** START **

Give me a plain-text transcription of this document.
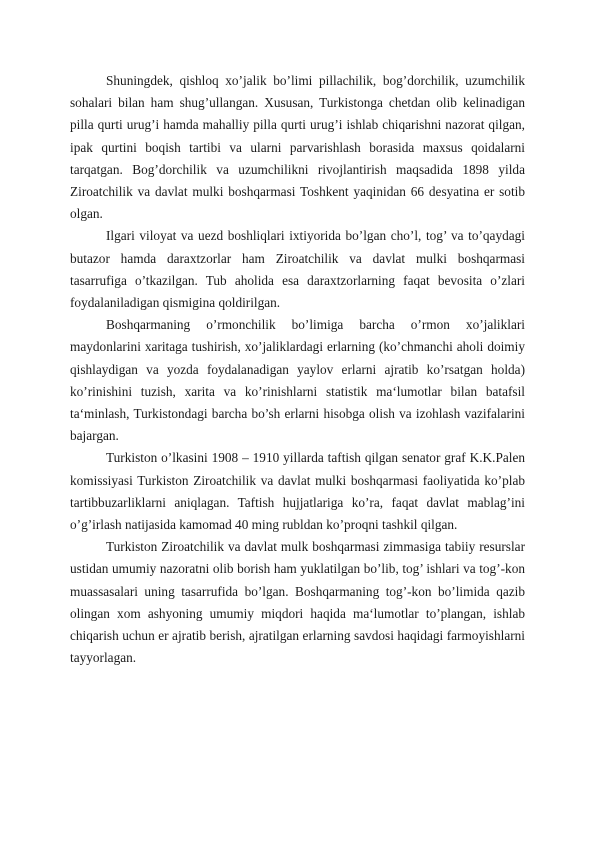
Shuningdek, qishloq xo’jalik bo’limi pillachilik, bog’dorchilik, uzumchilik sohalari bilan ham shug’ullangan. Xususan, Turkistonga chetdan olib kelinadigan pilla qurti urug’i hamda mahalliy pilla qurti urug’i ishlab chiqarishni nazorat qilgan, ipak qurtini boqish tartibi va ularni parvarishlash borasida maxsus qoidalarni tarqatgan. Bog’dorchilik va uzumchilikni rivojlantirish maqsadida 1898 yilda Ziroatchilik va davlat mulki boshqarmasi Toshkent yaqinidan 66 desyatina er sotib olgan.

Ilgari viloyat va uezd boshliqlari ixtiyorida bo’lgan cho’l, tog’ va to’qaydagi butazor hamda daraxtzorlar ham Ziroatchilik va davlat mulki boshqarmasi tasarrufiga o’tkazilgan. Tub aholida esa daraxtzorlarning faqat bevosita o’zlari foydalaniladigan qismigina qoldirilgan.

Boshqarmaning o’rmonchilik bo’limiga barcha o’rmon xo’jaliklari maydonlarini xaritaga tushirish, xo’jaliklardagi erlarning (ko’chmanchi aholi doimiy qishlaydigan va yozda foydalanadigan yaylov erlarni ajratib ko’rsatgan holda) ko’rinishini tuzish, xarita va ko’rinishlarni statistik ma‘lumotlar bilan batafsil ta‘minlash, Turkistondagi barcha bo’sh erlarni hisobga olish va izohlash vazifalarini bajargan.

Turkiston o’lkasini 1908 – 1910 yillarda taftish qilgan senator graf K.K.Palen komissiyasi Turkiston Ziroatchilik va davlat mulki boshqarmasi faoliyatida ko’plab tartibbuzarliklarni aniqlagan. Taftish hujjatlariga ko’ra, faqat davlat mablag’ini o’g’irlash natijasida kamomad 40 ming rubldan ko’proqni tashkil qilgan.

Turkiston Ziroatchilik va davlat mulk boshqarmasi zimmasiga tabiiy resurslar ustidan umumiy nazoratni olib borish ham yuklatilgan bo’lib, tog’ ishlari va tog’-kon muassasalari uning tasarrufida bo’lgan. Boshqarmaning tog’-kon bo’limida qazib olingan xom ashyoning umumiy miqdori haqida ma‘lumotlar to’plangan, ishlab chiqarish uchun er ajratib berish, ajratilgan erlarning savdosi haqidagi farmoyishlarni tayyorlagan.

** END **

**Problem:** Look through the material above. Copy each line where the word "mulki" appears.

**Complete output:**
Shuningdek, qishloq xo’jalik bo’limi pillachilik, bog’dorchilik, uzumchilik sohalari bilan ham shug’ullangan. Xususan, Turkistonga chetdan olib kelinadigan pilla qurti urug’i hamda mahalliy pilla qurti urug’i ishlab chiqarishni nazorat qilgan, ipak qurtini boqish tartibi va ularni parvarishlash borasida maxsus qoidalarni tarqatgan. Bog’dorchilik va uzumchilikni rivojlantirish maqsadida 1898 yilda Ziroatchilik va davlat mulki boshqarmasi Toshkent yaqinidan 66 desyatina er sotib olgan.
Ilgari viloyat va uezd boshliqlari ixtiyorida bo’lgan cho’l, tog’ va to’qaydagi butazor hamda daraxtzorlar ham Ziroatchilik va davlat mulki boshqarmasi tasarrufiga o’tkazilgan. Tub aholida esa daraxtzorlarning faqat bevosita o’zlari foydalaniladigan qismigina qoldirilgan.
Turkiston o’lkasini 1908 – 1910 yillarda taftish qilgan senator graf K.K.Palen komissiyasi Turkiston Ziroatchilik va davlat mulki boshqarmasi faoliyatida ko’plab tartibbuzarliklarni aniqlagan. Taftish hujjatlariga ko’ra, faqat davlat mablag’ini o’g’irlash natijasida kamomad 40 ming rubldan ko’proqni tashkil qilgan.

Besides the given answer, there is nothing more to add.